start DATA EXTRACT

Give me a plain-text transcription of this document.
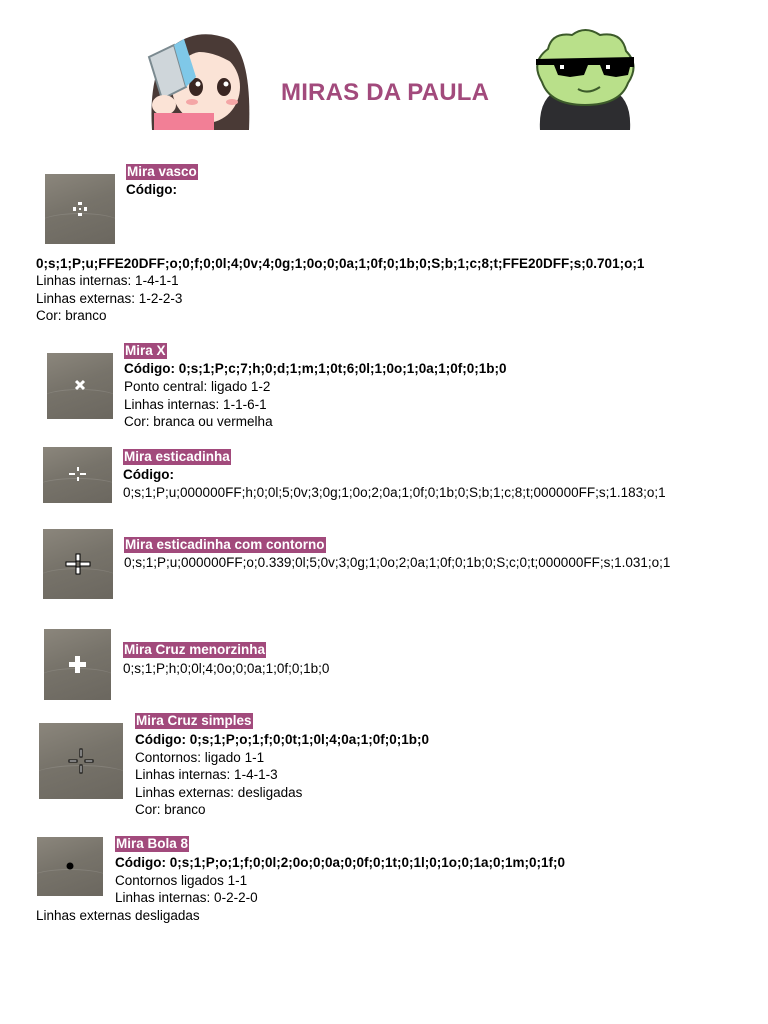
MIRAS DA PAULA
Mira vasco
Código:
0;s;1;P;u;FFE20DFF;o;0;f;0;0l;4;0v;4;0g;1;0o;0;0a;1;0f;0;1b;0;S;b;1;c;8;t;FFE20DFF;s;0.701;o;1
Linhas internas: 1-4-1-1
Linhas externas: 1-2-2-3
Cor: branco
Mira X
Código: 0;s;1;P;c;7;h;0;d;1;m;1;0t;6;0l;1;0o;1;0a;1;0f;0;1b;0
Ponto central: ligado 1-2
Linhas internas: 1-1-6-1
Cor: branca ou vermelha
Mira esticadinha
Código:
0;s;1;P;u;000000FF;h;0;0l;5;0v;3;0g;1;0o;2;0a;1;0f;0;1b;0;S;b;1;c;8;t;000000FF;s;1.183;o;1
Mira esticadinha com contorno
0;s;1;P;u;000000FF;o;0.339;0l;5;0v;3;0g;1;0o;2;0a;1;0f;0;1b;0;S;c;0;t;000000FF;s;1.031;o;1
Mira Cruz menorzinha
0;s;1;P;h;0;0l;4;0o;0;0a;1;0f;0;1b;0
Mira Cruz simples
Código: 0;s;1;P;o;1;f;0;0t;1;0l;4;0a;1;0f;0;1b;0
Contornos: ligado 1-1
Linhas internas: 1-4-1-3
Linhas externas: desligadas
Cor: branco
Mira Bola 8
Código: 0;s;1;P;o;1;f;0;0l;2;0o;0;0a;0;0f;0;1t;0;1l;0;1o;0;1a;0;1m;0;1f;0
Contornos ligados 1-1
Linhas internas: 0-2-2-0
Linhas externas desligadas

end DATA EXTRACT

Pull every line holding "internas" out of the records.

THE SOLUTION
Linhas internas: 1-4-1-1
Linhas internas: 1-1-6-1
Linhas internas: 1-4-1-3
Linhas internas: 0-2-2-0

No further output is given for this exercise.